##### INPUT

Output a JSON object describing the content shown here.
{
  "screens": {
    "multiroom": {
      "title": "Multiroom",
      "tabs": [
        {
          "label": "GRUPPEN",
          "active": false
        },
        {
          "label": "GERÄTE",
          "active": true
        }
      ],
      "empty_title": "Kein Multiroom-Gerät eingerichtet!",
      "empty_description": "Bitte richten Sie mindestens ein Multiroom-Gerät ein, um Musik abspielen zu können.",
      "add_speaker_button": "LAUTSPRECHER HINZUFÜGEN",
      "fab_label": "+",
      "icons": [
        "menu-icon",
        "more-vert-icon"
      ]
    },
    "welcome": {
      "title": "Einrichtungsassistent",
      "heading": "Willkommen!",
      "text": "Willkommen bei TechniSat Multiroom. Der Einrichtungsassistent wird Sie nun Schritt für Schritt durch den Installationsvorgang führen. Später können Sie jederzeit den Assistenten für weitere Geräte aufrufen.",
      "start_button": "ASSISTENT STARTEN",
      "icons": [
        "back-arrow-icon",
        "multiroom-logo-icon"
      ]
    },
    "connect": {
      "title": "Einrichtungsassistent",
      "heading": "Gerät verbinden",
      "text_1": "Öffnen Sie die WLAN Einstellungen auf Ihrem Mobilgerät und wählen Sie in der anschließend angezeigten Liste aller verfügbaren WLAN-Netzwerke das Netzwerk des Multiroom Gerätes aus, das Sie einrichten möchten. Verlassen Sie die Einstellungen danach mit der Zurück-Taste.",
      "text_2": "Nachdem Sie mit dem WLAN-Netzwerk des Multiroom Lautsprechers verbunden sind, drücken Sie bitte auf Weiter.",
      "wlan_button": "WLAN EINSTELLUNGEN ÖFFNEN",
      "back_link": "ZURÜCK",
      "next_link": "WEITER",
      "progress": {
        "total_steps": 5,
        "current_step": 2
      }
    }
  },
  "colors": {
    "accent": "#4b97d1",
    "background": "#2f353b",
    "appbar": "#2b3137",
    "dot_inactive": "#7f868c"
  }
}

##########

**STATED PROBLEM**
Above are the entries; count how many of their lines contain the word "heading" and give only that number.

**TASK RESPONSE**
2